EXERCISE =
Swap every "Bare Metal Restore" in the listing for "System Restore" and write the listing out again with nothing else changed. Omit the pictures.

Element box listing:
==============================

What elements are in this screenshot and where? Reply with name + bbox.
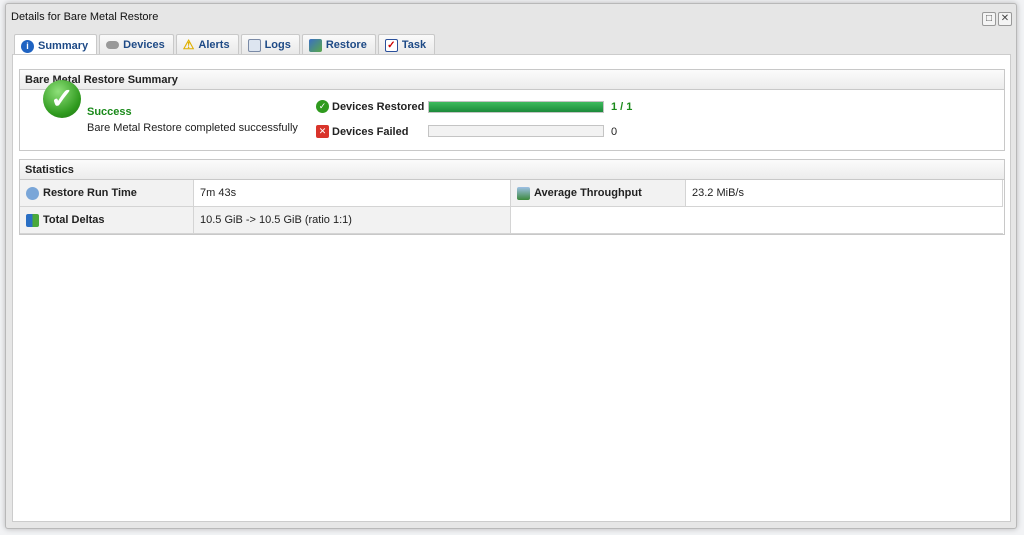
tab-label: Task [401, 39, 427, 51]
restore-icon [308, 38, 322, 52]
tab-label: Summary [38, 40, 89, 52]
label: Restore Run Time [43, 187, 137, 199]
stopwatch-icon [26, 186, 39, 200]
status-message: Bare Metal Restore completed successfull… [87, 122, 298, 134]
dialog-title: Details for Bare Metal Restore [11, 11, 159, 23]
devices-failed-label: Devices Failed [332, 126, 409, 138]
devices-restored-label: Devices Restored [332, 101, 425, 113]
deltas-value: 10.5 GiB -> 10.5 GiB (ratio 1:1) [194, 207, 511, 234]
close-button[interactable]: ✕ [998, 12, 1012, 26]
devices-restored-value: 1 / 1 [611, 101, 633, 113]
tab-bar: i Summary Devices ⚠ Alerts Logs Restore ✓ T… [14, 34, 437, 57]
tab-label: Alerts [198, 39, 230, 51]
tab-label: Devices [123, 39, 165, 51]
progress-fill [429, 102, 603, 112]
run-time-value: 7m 43s [194, 180, 511, 207]
label: Total Deltas [43, 214, 105, 226]
success-check-icon: ✓ [43, 80, 81, 118]
tab-content: Bare Metal Restore Summary ✓ Success Bar… [12, 54, 1011, 522]
tab-logs[interactable]: Logs [240, 34, 300, 55]
tab-devices[interactable]: Devices [99, 34, 174, 55]
statistics-header: Statistics [20, 160, 1004, 180]
deltas-icon [26, 213, 39, 227]
summary-header: Bare Metal Restore Summary [20, 70, 1004, 90]
status-text: Success [87, 106, 132, 118]
summary-panel: Bare Metal Restore Summary ✓ Success Bar… [19, 69, 1005, 151]
label: Average Throughput [534, 187, 642, 199]
tab-restore[interactable]: Restore [301, 34, 376, 55]
tab-label: Logs [264, 39, 291, 51]
details-dialog: Details for Bare Metal Restore □ ✕ i Summ… [5, 3, 1017, 529]
task-icon: ✓ [384, 38, 398, 52]
deltas-label-cell: Total Deltas [20, 207, 194, 234]
warning-icon: ⚠ [182, 37, 195, 52]
empty-cell [511, 207, 1003, 234]
tab-alerts[interactable]: ⚠ Alerts [175, 34, 239, 55]
info-icon: i [21, 39, 34, 53]
error-icon: ✕ [316, 125, 329, 138]
throughput-label-cell: Average Throughput [511, 180, 686, 207]
run-time-label-cell: Restore Run Time [20, 180, 194, 207]
log-icon [247, 38, 261, 52]
check-icon: ✓ [316, 100, 329, 113]
tab-label: Restore [325, 39, 367, 51]
chart-icon [517, 186, 530, 200]
maximize-button[interactable]: □ [982, 12, 996, 26]
tab-task[interactable]: ✓ Task [377, 34, 436, 55]
devices-restored-progress [428, 101, 604, 113]
devices-failed-value: 0 [611, 126, 618, 138]
disk-icon [106, 41, 120, 49]
statistics-panel: Statistics Restore Run Time 7m 43s Avera… [19, 159, 1005, 235]
throughput-value: 23.2 MiB/s [686, 180, 1003, 207]
devices-failed-progress [428, 125, 604, 137]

==============================

RESPONSE =
What elements are in this screenshot and where? Reply with name + bbox.
tab-label: Task [401, 39, 427, 51]
restore-icon [308, 38, 322, 52]
tab-label: Summary [38, 40, 89, 52]
label: Restore Run Time [43, 187, 137, 199]
stopwatch-icon [26, 186, 39, 200]
status-message: System Restore completed successfull… [87, 122, 298, 134]
dialog-title: Details for System Restore [11, 11, 159, 23]
devices-failed-label: Devices Failed [332, 126, 409, 138]
devices-restored-label: Devices Restored [332, 101, 425, 113]
deltas-value: 10.5 GiB -> 10.5 GiB (ratio 1:1) [194, 207, 511, 234]
close-button[interactable]: ✕ [998, 12, 1012, 26]
devices-restored-value: 1 / 1 [611, 101, 633, 113]
tab-bar: i Summary Devices ⚠ Alerts Logs Restore ✓ T… [14, 34, 437, 57]
tab-label: Alerts [198, 39, 230, 51]
tab-label: Devices [123, 39, 165, 51]
progress-fill [429, 102, 603, 112]
run-time-value: 7m 43s [194, 180, 511, 207]
label: Total Deltas [43, 214, 105, 226]
success-check-icon: ✓ [43, 80, 81, 118]
tab-content: System Restore Summary ✓ Success Bar… [12, 54, 1011, 522]
tab-logs[interactable]: Logs [240, 34, 300, 55]
tab-devices[interactable]: Devices [99, 34, 174, 55]
statistics-header: Statistics [20, 160, 1004, 180]
deltas-icon [26, 213, 39, 227]
summary-header: System Restore Summary [20, 70, 1004, 90]
status-text: Success [87, 106, 132, 118]
summary-panel: System Restore Summary ✓ Success Bar… [19, 69, 1005, 151]
label: Average Throughput [534, 187, 642, 199]
tab-restore[interactable]: Restore [301, 34, 376, 55]
tab-label: Logs [264, 39, 291, 51]
details-dialog: Details for System Restore □ ✕ i Summ… [5, 3, 1017, 529]
task-icon: ✓ [384, 38, 398, 52]
deltas-label-cell: Total Deltas [20, 207, 194, 234]
warning-icon: ⚠ [182, 37, 195, 52]
empty-cell [511, 207, 1003, 234]
tab-alerts[interactable]: ⚠ Alerts [175, 34, 239, 55]
info-icon: i [21, 39, 34, 53]
error-icon: ✕ [316, 125, 329, 138]
throughput-label-cell: Average Throughput [511, 180, 686, 207]
run-time-label-cell: Restore Run Time [20, 180, 194, 207]
log-icon [247, 38, 261, 52]
check-icon: ✓ [316, 100, 329, 113]
tab-label: Restore [325, 39, 367, 51]
chart-icon [517, 186, 530, 200]
maximize-button[interactable]: □ [982, 12, 996, 26]
tab-task[interactable]: ✓ Task [377, 34, 436, 55]
devices-restored-progress [428, 101, 604, 113]
devices-failed-value: 0 [611, 126, 618, 138]
disk-icon [106, 41, 120, 49]
statistics-panel: Statistics Restore Run Time 7m 43s Avera… [19, 159, 1005, 235]
throughput-value: 23.2 MiB/s [686, 180, 1003, 207]
devices-failed-progress [428, 125, 604, 137]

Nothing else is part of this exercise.